◆ TASK DIRECTIONS
Using the material below, work out how many lines contain the word "départ". Reply with the number and nothing more.

:::::

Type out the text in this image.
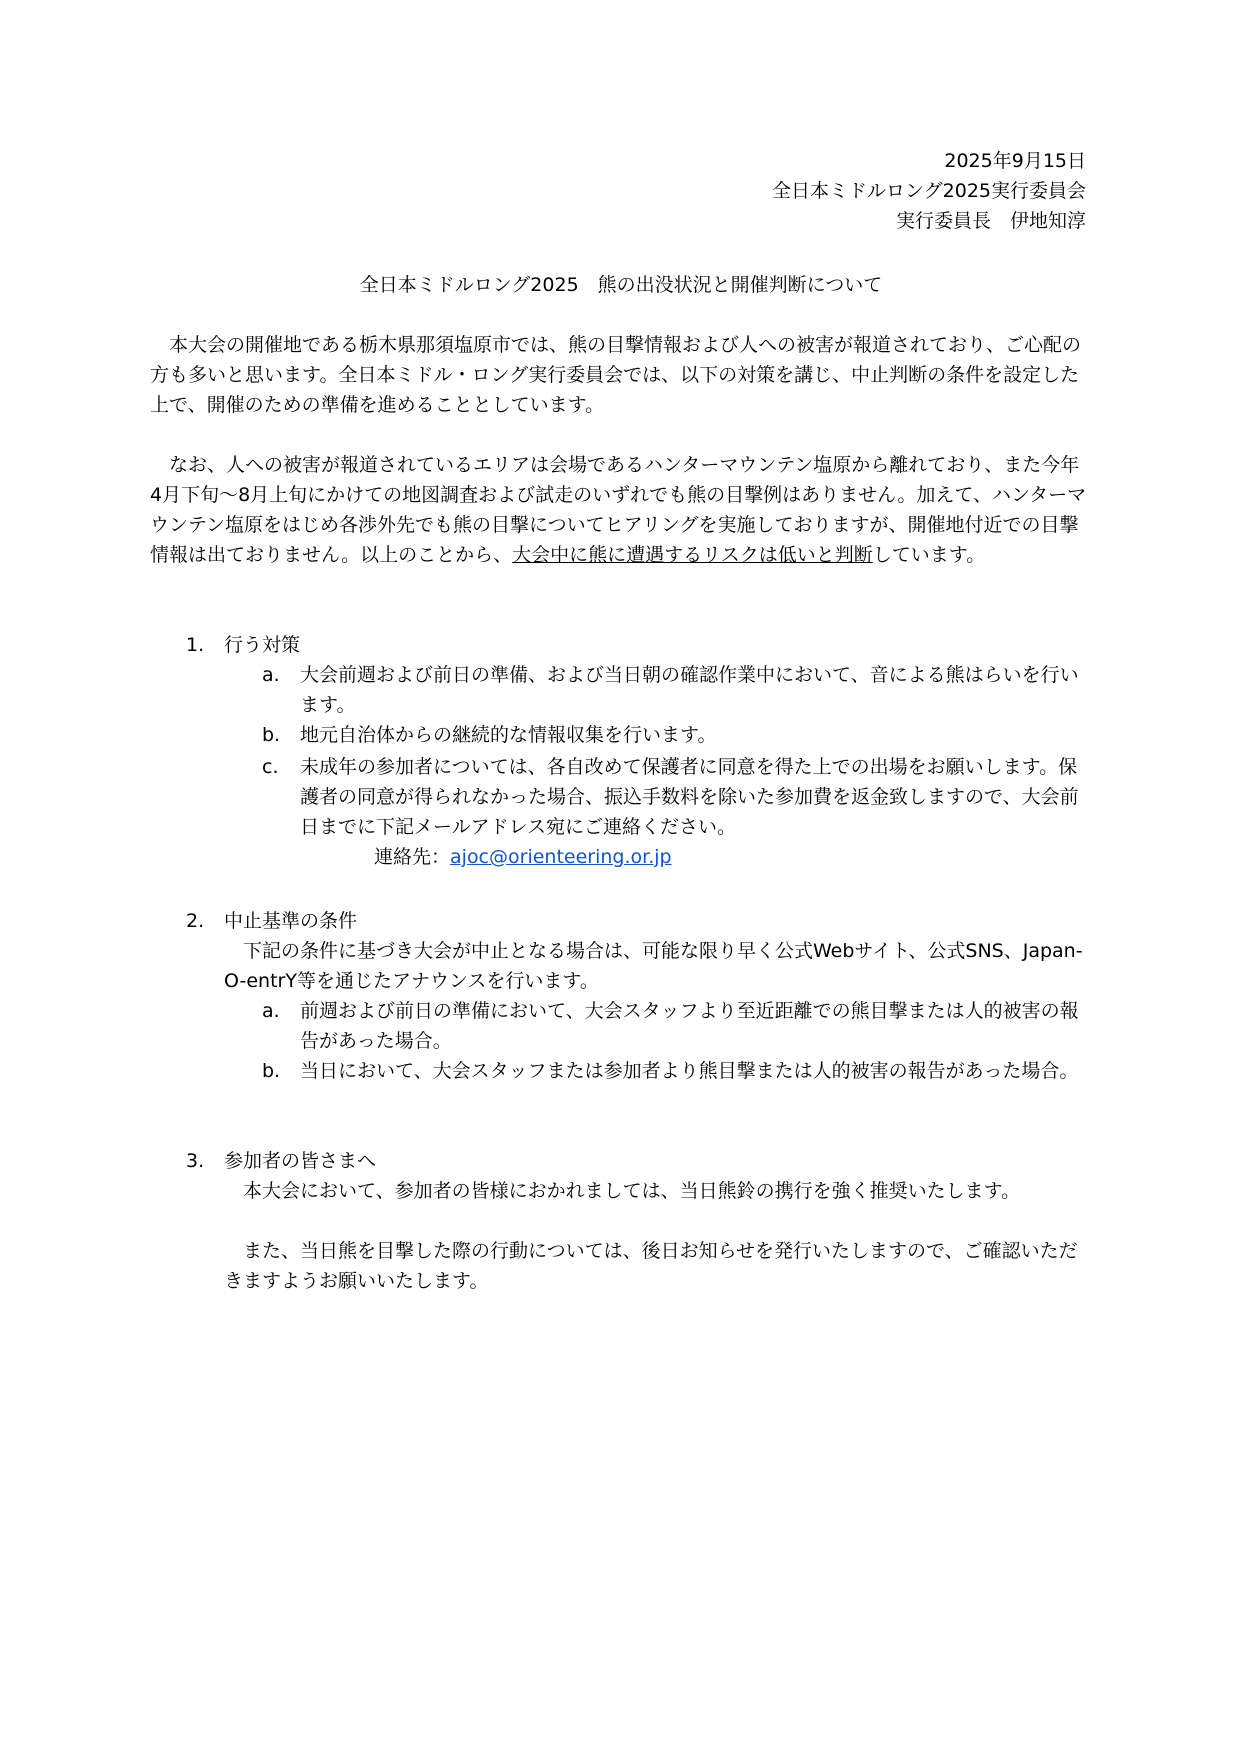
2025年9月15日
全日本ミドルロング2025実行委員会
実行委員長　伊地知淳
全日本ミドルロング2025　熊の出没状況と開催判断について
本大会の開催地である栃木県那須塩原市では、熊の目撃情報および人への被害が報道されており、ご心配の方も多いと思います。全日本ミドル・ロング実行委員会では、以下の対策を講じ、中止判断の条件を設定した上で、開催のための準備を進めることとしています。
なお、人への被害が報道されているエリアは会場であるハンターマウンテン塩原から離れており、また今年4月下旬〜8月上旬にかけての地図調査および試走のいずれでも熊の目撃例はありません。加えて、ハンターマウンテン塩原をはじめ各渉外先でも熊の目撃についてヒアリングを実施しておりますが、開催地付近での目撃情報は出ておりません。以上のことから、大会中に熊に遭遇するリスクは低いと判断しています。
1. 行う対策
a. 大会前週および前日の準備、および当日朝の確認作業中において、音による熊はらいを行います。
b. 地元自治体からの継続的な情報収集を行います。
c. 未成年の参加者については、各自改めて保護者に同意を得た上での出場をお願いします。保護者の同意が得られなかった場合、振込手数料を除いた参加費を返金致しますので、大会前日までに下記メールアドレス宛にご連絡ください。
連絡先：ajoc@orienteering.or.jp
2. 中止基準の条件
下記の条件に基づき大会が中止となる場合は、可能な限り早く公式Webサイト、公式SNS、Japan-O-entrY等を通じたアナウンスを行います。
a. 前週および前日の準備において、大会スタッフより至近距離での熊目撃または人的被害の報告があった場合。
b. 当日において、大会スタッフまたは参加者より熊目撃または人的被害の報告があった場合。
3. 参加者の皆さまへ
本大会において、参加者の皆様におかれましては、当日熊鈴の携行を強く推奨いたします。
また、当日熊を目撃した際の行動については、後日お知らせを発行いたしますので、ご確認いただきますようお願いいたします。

:::::

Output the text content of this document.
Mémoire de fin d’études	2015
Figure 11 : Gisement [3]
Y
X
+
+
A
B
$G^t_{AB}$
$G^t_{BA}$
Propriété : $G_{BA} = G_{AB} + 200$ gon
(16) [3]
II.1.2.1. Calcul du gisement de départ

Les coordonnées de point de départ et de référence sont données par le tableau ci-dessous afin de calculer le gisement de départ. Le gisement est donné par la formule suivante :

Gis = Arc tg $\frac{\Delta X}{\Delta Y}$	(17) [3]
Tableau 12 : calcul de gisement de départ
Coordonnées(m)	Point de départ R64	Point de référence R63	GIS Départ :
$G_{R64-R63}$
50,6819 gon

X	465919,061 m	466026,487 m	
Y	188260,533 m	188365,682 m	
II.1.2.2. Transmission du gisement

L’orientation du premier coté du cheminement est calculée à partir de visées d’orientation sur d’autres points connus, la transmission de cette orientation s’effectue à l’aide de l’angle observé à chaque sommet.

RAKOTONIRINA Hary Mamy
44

:::::

◆ REPLY TO THE EXERCISE
4